** begin INFORMATION SHOWN **

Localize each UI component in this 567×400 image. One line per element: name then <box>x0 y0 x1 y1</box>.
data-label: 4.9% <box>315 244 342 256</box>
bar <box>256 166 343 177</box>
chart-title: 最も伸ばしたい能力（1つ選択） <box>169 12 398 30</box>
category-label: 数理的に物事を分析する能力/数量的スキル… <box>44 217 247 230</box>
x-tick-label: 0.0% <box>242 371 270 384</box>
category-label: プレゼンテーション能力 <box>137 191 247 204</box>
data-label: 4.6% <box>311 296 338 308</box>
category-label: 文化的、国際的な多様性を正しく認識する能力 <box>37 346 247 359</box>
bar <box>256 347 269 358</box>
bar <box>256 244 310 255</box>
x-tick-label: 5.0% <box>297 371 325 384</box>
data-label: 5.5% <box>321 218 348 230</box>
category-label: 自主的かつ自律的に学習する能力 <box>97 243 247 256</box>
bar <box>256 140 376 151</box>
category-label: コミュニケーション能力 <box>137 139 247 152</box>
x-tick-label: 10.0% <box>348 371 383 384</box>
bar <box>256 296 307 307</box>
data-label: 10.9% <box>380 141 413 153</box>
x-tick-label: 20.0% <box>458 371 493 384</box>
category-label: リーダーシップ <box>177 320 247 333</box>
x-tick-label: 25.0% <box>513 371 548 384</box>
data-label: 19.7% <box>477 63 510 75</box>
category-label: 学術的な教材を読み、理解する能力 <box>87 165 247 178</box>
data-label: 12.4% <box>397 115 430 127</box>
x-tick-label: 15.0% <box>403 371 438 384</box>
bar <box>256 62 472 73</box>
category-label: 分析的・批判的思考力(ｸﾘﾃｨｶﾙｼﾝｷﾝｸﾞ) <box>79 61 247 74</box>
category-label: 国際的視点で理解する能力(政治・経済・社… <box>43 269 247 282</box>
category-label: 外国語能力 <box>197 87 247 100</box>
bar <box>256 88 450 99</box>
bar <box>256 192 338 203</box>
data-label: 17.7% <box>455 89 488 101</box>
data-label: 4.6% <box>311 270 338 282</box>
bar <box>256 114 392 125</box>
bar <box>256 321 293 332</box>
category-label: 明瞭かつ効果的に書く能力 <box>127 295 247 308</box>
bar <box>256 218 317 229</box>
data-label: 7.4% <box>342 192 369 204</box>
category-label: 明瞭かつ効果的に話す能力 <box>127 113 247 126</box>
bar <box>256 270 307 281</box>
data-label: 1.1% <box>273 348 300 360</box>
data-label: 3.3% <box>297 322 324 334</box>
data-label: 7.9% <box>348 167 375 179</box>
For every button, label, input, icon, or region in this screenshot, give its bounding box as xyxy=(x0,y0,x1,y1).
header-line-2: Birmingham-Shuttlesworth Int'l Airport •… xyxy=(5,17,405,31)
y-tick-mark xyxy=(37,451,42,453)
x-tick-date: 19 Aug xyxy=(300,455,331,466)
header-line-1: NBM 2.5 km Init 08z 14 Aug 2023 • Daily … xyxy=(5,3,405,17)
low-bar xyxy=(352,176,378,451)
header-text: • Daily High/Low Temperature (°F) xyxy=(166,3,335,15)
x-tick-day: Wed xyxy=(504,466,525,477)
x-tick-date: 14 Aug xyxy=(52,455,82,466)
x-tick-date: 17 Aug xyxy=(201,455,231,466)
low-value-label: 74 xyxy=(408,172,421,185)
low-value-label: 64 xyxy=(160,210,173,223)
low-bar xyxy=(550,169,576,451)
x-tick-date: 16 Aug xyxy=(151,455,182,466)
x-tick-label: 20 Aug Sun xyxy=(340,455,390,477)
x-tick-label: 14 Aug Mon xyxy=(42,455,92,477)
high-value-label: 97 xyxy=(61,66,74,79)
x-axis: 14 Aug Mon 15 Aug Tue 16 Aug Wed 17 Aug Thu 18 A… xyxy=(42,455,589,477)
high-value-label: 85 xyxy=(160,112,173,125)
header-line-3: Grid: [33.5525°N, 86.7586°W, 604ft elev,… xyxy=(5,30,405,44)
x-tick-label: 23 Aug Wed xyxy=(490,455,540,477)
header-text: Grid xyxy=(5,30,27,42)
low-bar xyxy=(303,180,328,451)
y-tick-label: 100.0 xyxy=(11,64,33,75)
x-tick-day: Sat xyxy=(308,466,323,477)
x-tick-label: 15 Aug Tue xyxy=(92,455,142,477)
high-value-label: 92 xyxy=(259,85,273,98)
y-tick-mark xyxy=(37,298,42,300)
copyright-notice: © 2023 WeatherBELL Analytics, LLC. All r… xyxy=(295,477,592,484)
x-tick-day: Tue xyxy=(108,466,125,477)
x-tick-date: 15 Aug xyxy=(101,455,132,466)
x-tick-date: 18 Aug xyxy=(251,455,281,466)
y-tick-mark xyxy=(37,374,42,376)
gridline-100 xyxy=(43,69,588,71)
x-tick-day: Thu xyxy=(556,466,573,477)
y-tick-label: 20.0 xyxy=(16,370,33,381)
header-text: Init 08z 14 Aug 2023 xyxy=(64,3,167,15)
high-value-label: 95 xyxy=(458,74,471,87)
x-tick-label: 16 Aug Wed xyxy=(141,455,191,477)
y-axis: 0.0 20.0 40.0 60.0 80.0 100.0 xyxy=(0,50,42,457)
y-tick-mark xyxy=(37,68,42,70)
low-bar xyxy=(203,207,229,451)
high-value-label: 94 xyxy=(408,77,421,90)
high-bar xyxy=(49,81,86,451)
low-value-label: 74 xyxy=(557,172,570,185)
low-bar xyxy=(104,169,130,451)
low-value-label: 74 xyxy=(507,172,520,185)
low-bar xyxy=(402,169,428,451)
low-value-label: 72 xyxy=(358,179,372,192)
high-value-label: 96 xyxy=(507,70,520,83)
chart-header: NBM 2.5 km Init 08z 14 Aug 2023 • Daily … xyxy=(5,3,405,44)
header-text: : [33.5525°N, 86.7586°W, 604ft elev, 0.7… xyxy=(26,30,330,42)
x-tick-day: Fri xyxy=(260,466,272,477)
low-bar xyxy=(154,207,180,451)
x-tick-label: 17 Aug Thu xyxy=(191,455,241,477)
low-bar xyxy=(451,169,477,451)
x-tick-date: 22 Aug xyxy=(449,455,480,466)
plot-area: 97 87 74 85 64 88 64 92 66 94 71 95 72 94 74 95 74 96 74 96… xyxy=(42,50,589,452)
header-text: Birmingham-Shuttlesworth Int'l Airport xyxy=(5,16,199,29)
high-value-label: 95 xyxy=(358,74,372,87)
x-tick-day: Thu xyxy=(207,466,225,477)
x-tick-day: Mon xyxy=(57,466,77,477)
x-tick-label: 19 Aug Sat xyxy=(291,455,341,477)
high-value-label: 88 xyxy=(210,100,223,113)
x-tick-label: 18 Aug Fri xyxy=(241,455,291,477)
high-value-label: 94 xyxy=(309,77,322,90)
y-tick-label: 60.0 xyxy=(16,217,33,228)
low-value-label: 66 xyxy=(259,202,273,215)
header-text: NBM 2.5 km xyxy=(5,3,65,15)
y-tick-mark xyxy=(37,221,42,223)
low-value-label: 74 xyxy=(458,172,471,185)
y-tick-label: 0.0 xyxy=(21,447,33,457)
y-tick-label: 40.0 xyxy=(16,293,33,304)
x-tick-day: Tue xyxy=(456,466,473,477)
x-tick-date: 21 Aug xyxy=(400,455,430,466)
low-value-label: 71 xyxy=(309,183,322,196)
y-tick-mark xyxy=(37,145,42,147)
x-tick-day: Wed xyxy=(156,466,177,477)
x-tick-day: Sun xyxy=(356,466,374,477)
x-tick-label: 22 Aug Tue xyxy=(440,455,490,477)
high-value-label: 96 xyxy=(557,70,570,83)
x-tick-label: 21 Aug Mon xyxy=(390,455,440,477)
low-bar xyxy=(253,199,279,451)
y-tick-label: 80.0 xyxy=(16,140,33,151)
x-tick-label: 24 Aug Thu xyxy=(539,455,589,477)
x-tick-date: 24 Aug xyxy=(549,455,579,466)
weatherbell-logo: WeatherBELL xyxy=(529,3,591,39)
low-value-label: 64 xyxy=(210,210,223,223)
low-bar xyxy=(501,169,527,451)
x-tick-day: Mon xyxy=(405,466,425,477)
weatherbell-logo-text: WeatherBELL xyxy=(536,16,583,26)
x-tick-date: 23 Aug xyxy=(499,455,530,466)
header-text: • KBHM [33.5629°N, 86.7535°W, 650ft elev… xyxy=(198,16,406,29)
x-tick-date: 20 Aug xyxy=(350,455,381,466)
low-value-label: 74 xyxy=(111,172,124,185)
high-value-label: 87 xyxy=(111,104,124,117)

** end INFORMATION SHOWN **

### [WORK TO BE COMPLETED]
Copy out the records from the start through the line containing "data-label: 12.4% <box>397 115 430 127</box>", inclusive.

### [ANSWER TO THIS EXERCISE]
Localize each UI component in this 567×400 image. One line per element: name then <box>x0 y0 x1 y1</box>.
data-label: 4.9% <box>315 244 342 256</box>
bar <box>256 166 343 177</box>
chart-title: 最も伸ばしたい能力（1つ選択） <box>169 12 398 30</box>
category-label: 数理的に物事を分析する能力/数量的スキル… <box>44 217 247 230</box>
x-tick-label: 0.0% <box>242 371 270 384</box>
category-label: プレゼンテーション能力 <box>137 191 247 204</box>
data-label: 4.6% <box>311 296 338 308</box>
category-label: 文化的、国際的な多様性を正しく認識する能力 <box>37 346 247 359</box>
bar <box>256 347 269 358</box>
bar <box>256 244 310 255</box>
x-tick-label: 5.0% <box>297 371 325 384</box>
data-label: 5.5% <box>321 218 348 230</box>
category-label: 自主的かつ自律的に学習する能力 <box>97 243 247 256</box>
bar <box>256 140 376 151</box>
category-label: コミュニケーション能力 <box>137 139 247 152</box>
x-tick-label: 10.0% <box>348 371 383 384</box>
bar <box>256 296 307 307</box>
data-label: 10.9% <box>380 141 413 153</box>
x-tick-label: 20.0% <box>458 371 493 384</box>
category-label: リーダーシップ <box>177 320 247 333</box>
x-tick-label: 25.0% <box>513 371 548 384</box>
data-label: 19.7% <box>477 63 510 75</box>
category-label: 学術的な教材を読み、理解する能力 <box>87 165 247 178</box>
data-label: 12.4% <box>397 115 430 127</box>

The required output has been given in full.